(Stored data)
*-*-*

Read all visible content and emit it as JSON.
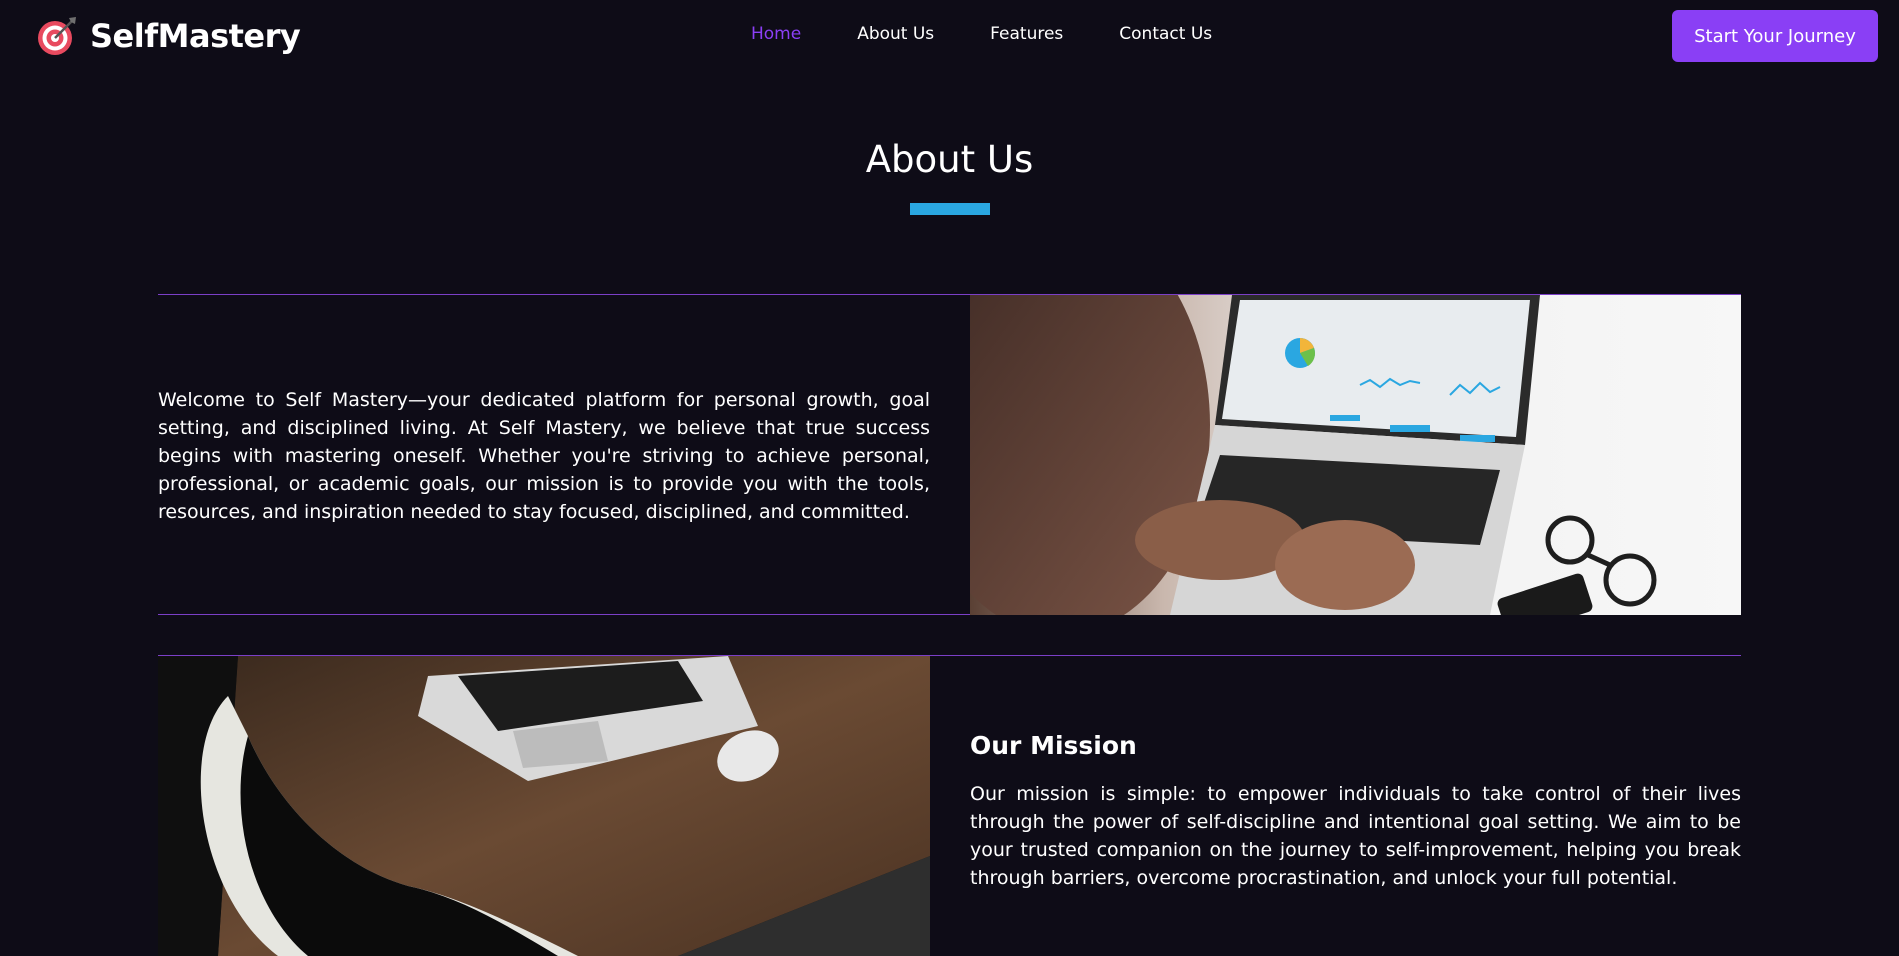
{
  "brand": {
    "name": "SelfMastery",
    "icon": "target-icon"
  },
  "nav": {
    "items": [
      {
        "label": "Home",
        "active": true
      },
      {
        "label": "About Us",
        "active": false
      },
      {
        "label": "Features",
        "active": false
      },
      {
        "label": "Contact Us",
        "active": false
      }
    ],
    "cta_label": "Start Your Journey"
  },
  "about": {
    "title": "About Us",
    "intro": "Welcome to Self Mastery—your dedicated platform for personal growth, goal setting, and disciplined living. At Self Mastery, we believe that true success begins with mastering oneself. Whether you're striving to achieve personal, professional, or academic goals, our mission is to provide you with the tools, resources, and inspiration needed to stay focused, disciplined, and committed.",
    "mission_title": "Our Mission",
    "mission_text": "Our mission is simple: to empower individuals to take control of their lives through the power of self-discipline and intentional goal setting. We aim to be your trusted companion on the journey to self-improvement, helping you break through barriers, overcome procrastination, and unlock your full potential."
  },
  "colors": {
    "background": "#0e0c17",
    "accent": "#8a3ff5",
    "underline": "#2aa7e1",
    "divider": "#7b3fc7"
  }
}
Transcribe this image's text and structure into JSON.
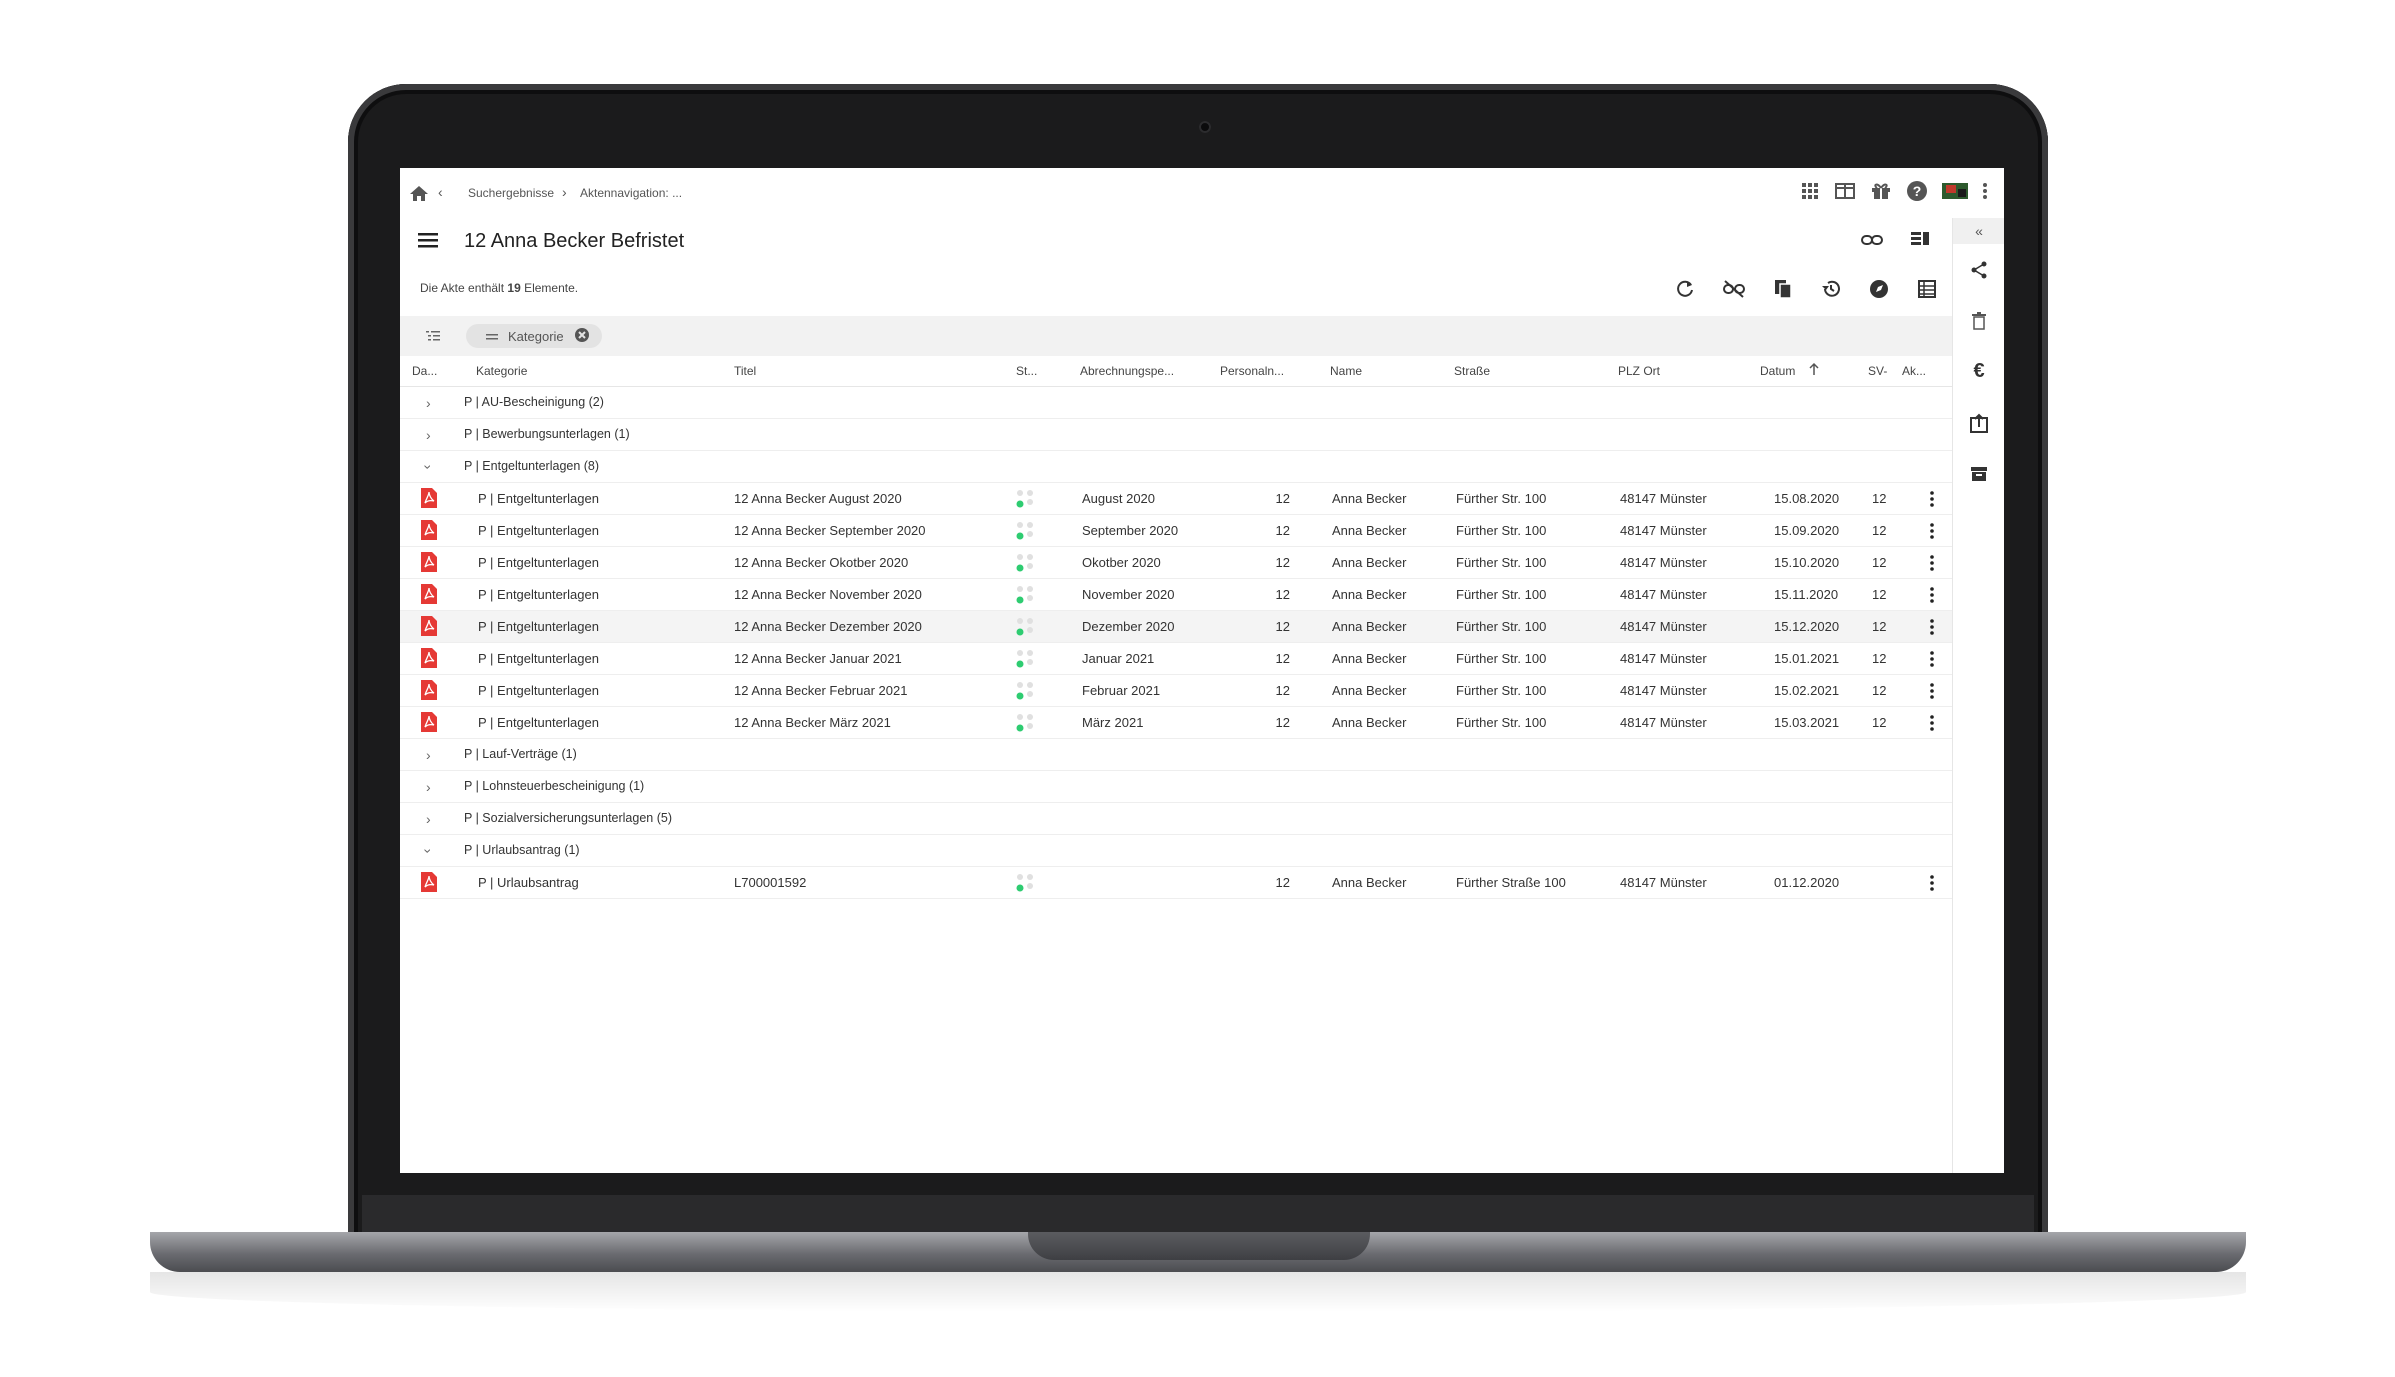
{
  "breadcrumb": {
    "items": [
      "Suchergebnisse",
      "Aktennavigation: ..."
    ]
  },
  "title": "12 Anna Becker Befristet",
  "summary": {
    "prefix": "Die Akte enthält ",
    "count": "19",
    "suffix": " Elemente."
  },
  "filter": {
    "chip_label": "Kategorie"
  },
  "columns": [
    "Da...",
    "Kategorie",
    "Titel",
    "St...",
    "Abrechnungspe...",
    "Personaln...",
    "Name",
    "Straße",
    "PLZ Ort",
    "Datum",
    "SV-",
    "Ak..."
  ],
  "groups": {
    "g1": "P | AU-Bescheinigung (2)",
    "g2": "P | Bewerbungsunterlagen (1)",
    "g3": "P | Entgeltunterlagen (8)",
    "g4": "P | Lauf-Verträge (1)",
    "g5": "P | Lohnsteuerbescheinigung (1)",
    "g6": "P | Sozialversicherungsunterlagen (5)",
    "g7": "P | Urlaubsantrag (1)"
  },
  "rows": [
    {
      "kategorie": "P | Entgeltunterlagen",
      "titel": "12 Anna Becker August 2020",
      "abrechnung": "August 2020",
      "personal": "12",
      "name": "Anna Becker",
      "strasse": "Fürther Str. 100",
      "plz": "48147 Münster",
      "datum": "15.08.2020",
      "sv": "12"
    },
    {
      "kategorie": "P | Entgeltunterlagen",
      "titel": "12 Anna Becker September 2020",
      "abrechnung": "September 2020",
      "personal": "12",
      "name": "Anna Becker",
      "strasse": "Fürther Str. 100",
      "plz": "48147 Münster",
      "datum": "15.09.2020",
      "sv": "12"
    },
    {
      "kategorie": "P | Entgeltunterlagen",
      "titel": "12 Anna Becker Okotber 2020",
      "abrechnung": "Okotber 2020",
      "personal": "12",
      "name": "Anna Becker",
      "strasse": "Fürther Str. 100",
      "plz": "48147 Münster",
      "datum": "15.10.2020",
      "sv": "12"
    },
    {
      "kategorie": "P | Entgeltunterlagen",
      "titel": "12 Anna Becker November 2020",
      "abrechnung": "November 2020",
      "personal": "12",
      "name": "Anna Becker",
      "strasse": "Fürther Str. 100",
      "plz": "48147 Münster",
      "datum": "15.11.2020",
      "sv": "12"
    },
    {
      "kategorie": "P | Entgeltunterlagen",
      "titel": "12 Anna Becker Dezember 2020",
      "abrechnung": "Dezember 2020",
      "personal": "12",
      "name": "Anna Becker",
      "strasse": "Fürther Str. 100",
      "plz": "48147 Münster",
      "datum": "15.12.2020",
      "sv": "12"
    },
    {
      "kategorie": "P | Entgeltunterlagen",
      "titel": "12 Anna Becker Januar 2021",
      "abrechnung": "Januar 2021",
      "personal": "12",
      "name": "Anna Becker",
      "strasse": "Fürther Str. 100",
      "plz": "48147 Münster",
      "datum": "15.01.2021",
      "sv": "12"
    },
    {
      "kategorie": "P | Entgeltunterlagen",
      "titel": "12 Anna Becker Februar 2021",
      "abrechnung": "Februar 2021",
      "personal": "12",
      "name": "Anna Becker",
      "strasse": "Fürther Str. 100",
      "plz": "48147 Münster",
      "datum": "15.02.2021",
      "sv": "12"
    },
    {
      "kategorie": "P | Entgeltunterlagen",
      "titel": "12 Anna Becker März 2021",
      "abrechnung": "März 2021",
      "personal": "12",
      "name": "Anna Becker",
      "strasse": "Fürther Str. 100",
      "plz": "48147 Münster",
      "datum": "15.03.2021",
      "sv": "12"
    },
    {
      "kategorie": "P | Urlaubsantrag",
      "titel": "L700001592",
      "abrechnung": "",
      "personal": "12",
      "name": "Anna Becker",
      "strasse": "Fürther Straße 100",
      "plz": "48147 Münster",
      "datum": "01.12.2020",
      "sv": ""
    }
  ],
  "right_panel": {
    "collapse_label": "«",
    "euro_label": "€"
  },
  "colors": {
    "pdf_red": "#e53935",
    "status_green": "#2ecc71",
    "status_gray": "#e0e0e0"
  }
}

*-*-*

| OBJECTIVE |
Retype the whole listing exactly and leave the pictures out.

| EXERCISE ANSWER |
Read all visible content and emit it as JSON.
{
  "brand": {
    "name": "SelfMastery",
    "icon": "target-icon"
  },
  "nav": {
    "items": [
      {
        "label": "Home",
        "active": true
      },
      {
        "label": "About Us",
        "active": false
      },
      {
        "label": "Features",
        "active": false
      },
      {
        "label": "Contact Us",
        "active": false
      }
    ],
    "cta_label": "Start Your Journey"
  },
  "about": {
    "title": "About Us",
    "intro": "Welcome to Self Mastery—your dedicated platform for personal growth, goal setting, and disciplined living. At Self Mastery, we believe that true success begins with mastering oneself. Whether you're striving to achieve personal, professional, or academic goals, our mission is to provide you with the tools, resources, and inspiration needed to stay focused, disciplined, and committed.",
    "mission_title": "Our Mission",
    "mission_text": "Our mission is simple: to empower individuals to take control of their lives through the power of self-discipline and intentional goal setting. We aim to be your trusted companion on the journey to self-improvement, helping you break through barriers, overcome procrastination, and unlock your full potential."
  },
  "colors": {
    "background": "#0e0c17",
    "accent": "#8a3ff5",
    "underline": "#2aa7e1",
    "divider": "#7b3fc7"
  }
}
Transcribe this image's text and structure into JSON.
{
  "breadcrumb": {
    "items": [
      "Suchergebnisse",
      "Aktennavigation: ..."
    ]
  },
  "title": "12 Anna Becker Befristet",
  "summary": {
    "prefix": "Die Akte enthält ",
    "count": "19",
    "suffix": " Elemente."
  },
  "filter": {
    "chip_label": "Kategorie"
  },
  "columns": [
    "Da...",
    "Kategorie",
    "Titel",
    "St...",
    "Abrechnungspe...",
    "Personaln...",
    "Name",
    "Straße",
    "PLZ Ort",
    "Datum",
    "SV-",
    "Ak..."
  ],
  "groups": {
    "g1": "P | AU-Bescheinigung (2)",
    "g2": "P | Bewerbungsunterlagen (1)",
    "g3": "P | Entgeltunterlagen (8)",
    "g4": "P | Lauf-Verträge (1)",
    "g5": "P | Lohnsteuerbescheinigung (1)",
    "g6": "P | Sozialversicherungsunterlagen (5)",
    "g7": "P | Urlaubsantrag (1)"
  },
  "rows": [
    {
      "kategorie": "P | Entgeltunterlagen",
      "titel": "12 Anna Becker August 2020",
      "abrechnung": "August 2020",
      "personal": "12",
      "name": "Anna Becker",
      "strasse": "Fürther Str. 100",
      "plz": "48147 Münster",
      "datum": "15.08.2020",
      "sv": "12"
    },
    {
      "kategorie": "P | Entgeltunterlagen",
      "titel": "12 Anna Becker September 2020",
      "abrechnung": "September 2020",
      "personal": "12",
      "name": "Anna Becker",
      "strasse": "Fürther Str. 100",
      "plz": "48147 Münster",
      "datum": "15.09.2020",
      "sv": "12"
    },
    {
      "kategorie": "P | Entgeltunterlagen",
      "titel": "12 Anna Becker Okotber 2020",
      "abrechnung": "Okotber 2020",
      "personal": "12",
      "name": "Anna Becker",
      "strasse": "Fürther Str. 100",
      "plz": "48147 Münster",
      "datum": "15.10.2020",
      "sv": "12"
    },
    {
      "kategorie": "P | Entgeltunterlagen",
      "titel": "12 Anna Becker November 2020",
      "abrechnung": "November 2020",
      "personal": "12",
      "name": "Anna Becker",
      "strasse": "Fürther Str. 100",
      "plz": "48147 Münster",
      "datum": "15.11.2020",
      "sv": "12"
    },
    {
      "kategorie": "P | Entgeltunterlagen",
      "titel": "12 Anna Becker Dezember 2020",
      "abrechnung": "Dezember 2020",
      "personal": "12",
      "name": "Anna Becker",
      "strasse": "Fürther Str. 100",
      "plz": "48147 Münster",
      "datum": "15.12.2020",
      "sv": "12"
    },
    {
      "kategorie": "P | Entgeltunterlagen",
      "titel": "12 Anna Becker Januar 2021",
      "abrechnung": "Januar 2021",
      "personal": "12",
      "name": "Anna Becker",
      "strasse": "Fürther Str. 100",
      "plz": "48147 Münster",
      "datum": "15.01.2021",
      "sv": "12"
    },
    {
      "kategorie": "P | Entgeltunterlagen",
      "titel": "12 Anna Becker Februar 2021",
      "abrechnung": "Februar 2021",
      "personal": "12",
      "name": "Anna Becker",
      "strasse": "Fürther Str. 100",
      "plz": "48147 Münster",
      "datum": "15.02.2021",
      "sv": "12"
    },
    {
      "kategorie": "P | Entgeltunterlagen",
      "titel": "12 Anna Becker März 2021",
      "abrechnung": "März 2021",
      "personal": "12",
      "name": "Anna Becker",
      "strasse": "Fürther Str. 100",
      "plz": "48147 Münster",
      "datum": "15.03.2021",
      "sv": "12"
    },
    {
      "kategorie": "P | Urlaubsantrag",
      "titel": "L700001592",
      "abrechnung": "",
      "personal": "12",
      "name": "Anna Becker",
      "strasse": "Fürther Straße 100",
      "plz": "48147 Münster",
      "datum": "01.12.2020",
      "sv": ""
    }
  ],
  "right_panel": {
    "collapse_label": "«",
    "euro_label": "€"
  },
  "colors": {
    "pdf_red": "#e53935",
    "status_green": "#2ecc71",
    "status_gray": "#e0e0e0"
  }
}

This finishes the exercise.